#### TASK
Each line of the listing that contains the word "values" is to be copied.
** START MATERIAL **
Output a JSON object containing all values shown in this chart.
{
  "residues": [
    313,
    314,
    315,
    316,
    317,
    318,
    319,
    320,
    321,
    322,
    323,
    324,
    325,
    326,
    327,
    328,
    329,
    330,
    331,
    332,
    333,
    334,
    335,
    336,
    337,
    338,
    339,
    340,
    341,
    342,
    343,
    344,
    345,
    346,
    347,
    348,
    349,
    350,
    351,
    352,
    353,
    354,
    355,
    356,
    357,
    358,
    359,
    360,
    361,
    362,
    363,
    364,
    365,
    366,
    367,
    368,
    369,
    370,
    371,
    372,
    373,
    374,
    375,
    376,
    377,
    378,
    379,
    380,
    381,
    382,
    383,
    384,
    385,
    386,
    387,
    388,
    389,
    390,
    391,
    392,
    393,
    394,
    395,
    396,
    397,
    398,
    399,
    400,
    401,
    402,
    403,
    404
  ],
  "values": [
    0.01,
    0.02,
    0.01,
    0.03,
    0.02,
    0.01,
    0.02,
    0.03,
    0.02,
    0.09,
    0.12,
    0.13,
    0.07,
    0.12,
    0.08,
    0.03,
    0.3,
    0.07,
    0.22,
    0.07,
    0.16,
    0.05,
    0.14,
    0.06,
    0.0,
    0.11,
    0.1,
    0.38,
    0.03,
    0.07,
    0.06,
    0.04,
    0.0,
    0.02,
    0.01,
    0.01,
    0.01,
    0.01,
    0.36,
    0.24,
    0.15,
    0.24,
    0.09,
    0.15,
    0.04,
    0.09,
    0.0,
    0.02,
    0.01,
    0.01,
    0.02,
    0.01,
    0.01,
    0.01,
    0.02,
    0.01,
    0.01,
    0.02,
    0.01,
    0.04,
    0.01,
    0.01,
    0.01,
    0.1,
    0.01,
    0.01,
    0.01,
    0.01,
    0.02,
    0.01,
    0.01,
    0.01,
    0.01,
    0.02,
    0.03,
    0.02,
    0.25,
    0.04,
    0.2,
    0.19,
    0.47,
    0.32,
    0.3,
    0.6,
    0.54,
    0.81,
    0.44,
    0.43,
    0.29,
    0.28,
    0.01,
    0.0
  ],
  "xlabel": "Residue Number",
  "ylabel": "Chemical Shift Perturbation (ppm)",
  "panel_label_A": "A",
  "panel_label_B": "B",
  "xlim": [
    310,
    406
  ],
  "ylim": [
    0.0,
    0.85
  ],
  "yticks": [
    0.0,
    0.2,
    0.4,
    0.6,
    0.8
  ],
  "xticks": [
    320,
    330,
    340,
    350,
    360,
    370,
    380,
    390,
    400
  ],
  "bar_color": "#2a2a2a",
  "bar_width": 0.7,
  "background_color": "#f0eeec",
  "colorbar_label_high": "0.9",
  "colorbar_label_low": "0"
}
** END MATERIAL **
#### EXERCISE OUTPUT
Output a JSON object containing all values shown in this chart.
  "values": [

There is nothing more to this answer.